** Start Listing **

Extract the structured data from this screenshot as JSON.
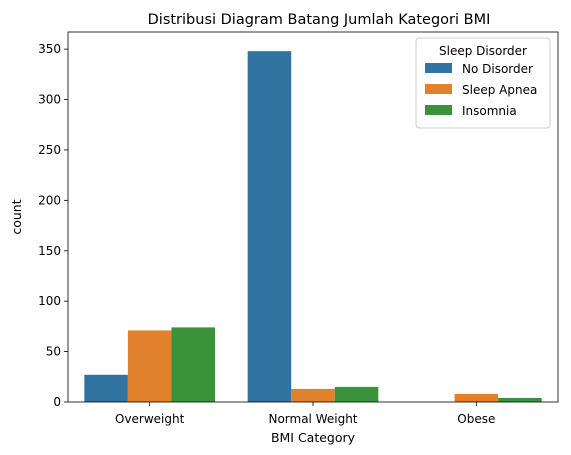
{
  "chart_data": {
    "type": "bar",
    "title": "Distribusi Diagram Batang Jumlah Kategori BMI",
    "xlabel": "BMI Category",
    "ylabel": "count",
    "categories": [
      "Overweight",
      "Normal Weight",
      "Obese"
    ],
    "ylim": [
      0,
      367
    ],
    "yticks": [
      0,
      50,
      100,
      150,
      200,
      250,
      300,
      350
    ],
    "grid": false,
    "legend": {
      "title": "Sleep Disorder",
      "position": "top-right"
    },
    "series": [
      {
        "name": "No Disorder",
        "color": "#3274a1",
        "values": [
          27,
          348,
          0
        ]
      },
      {
        "name": "Sleep Apnea",
        "color": "#e1812c",
        "values": [
          71,
          13,
          8
        ]
      },
      {
        "name": "Insomnia",
        "color": "#3a923a",
        "values": [
          74,
          15,
          4
        ]
      }
    ]
  }
}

** End Listing **

* _Work instructions_
Return every line of the records exactly as given, pictures excluded.

* _Correct output_
Extract the structured data from this screenshot as JSON.
{
  "chart_data": {
    "type": "bar",
    "title": "Distribusi Diagram Batang Jumlah Kategori BMI",
    "xlabel": "BMI Category",
    "ylabel": "count",
    "categories": [
      "Overweight",
      "Normal Weight",
      "Obese"
    ],
    "ylim": [
      0,
      367
    ],
    "yticks": [
      0,
      50,
      100,
      150,
      200,
      250,
      300,
      350
    ],
    "grid": false,
    "legend": {
      "title": "Sleep Disorder",
      "position": "top-right"
    },
    "series": [
      {
        "name": "No Disorder",
        "color": "#3274a1",
        "values": [
          27,
          348,
          0
        ]
      },
      {
        "name": "Sleep Apnea",
        "color": "#e1812c",
        "values": [
          71,
          13,
          8
        ]
      },
      {
        "name": "Insomnia",
        "color": "#3a923a",
        "values": [
          74,
          15,
          4
        ]
      }
    ]
  }
}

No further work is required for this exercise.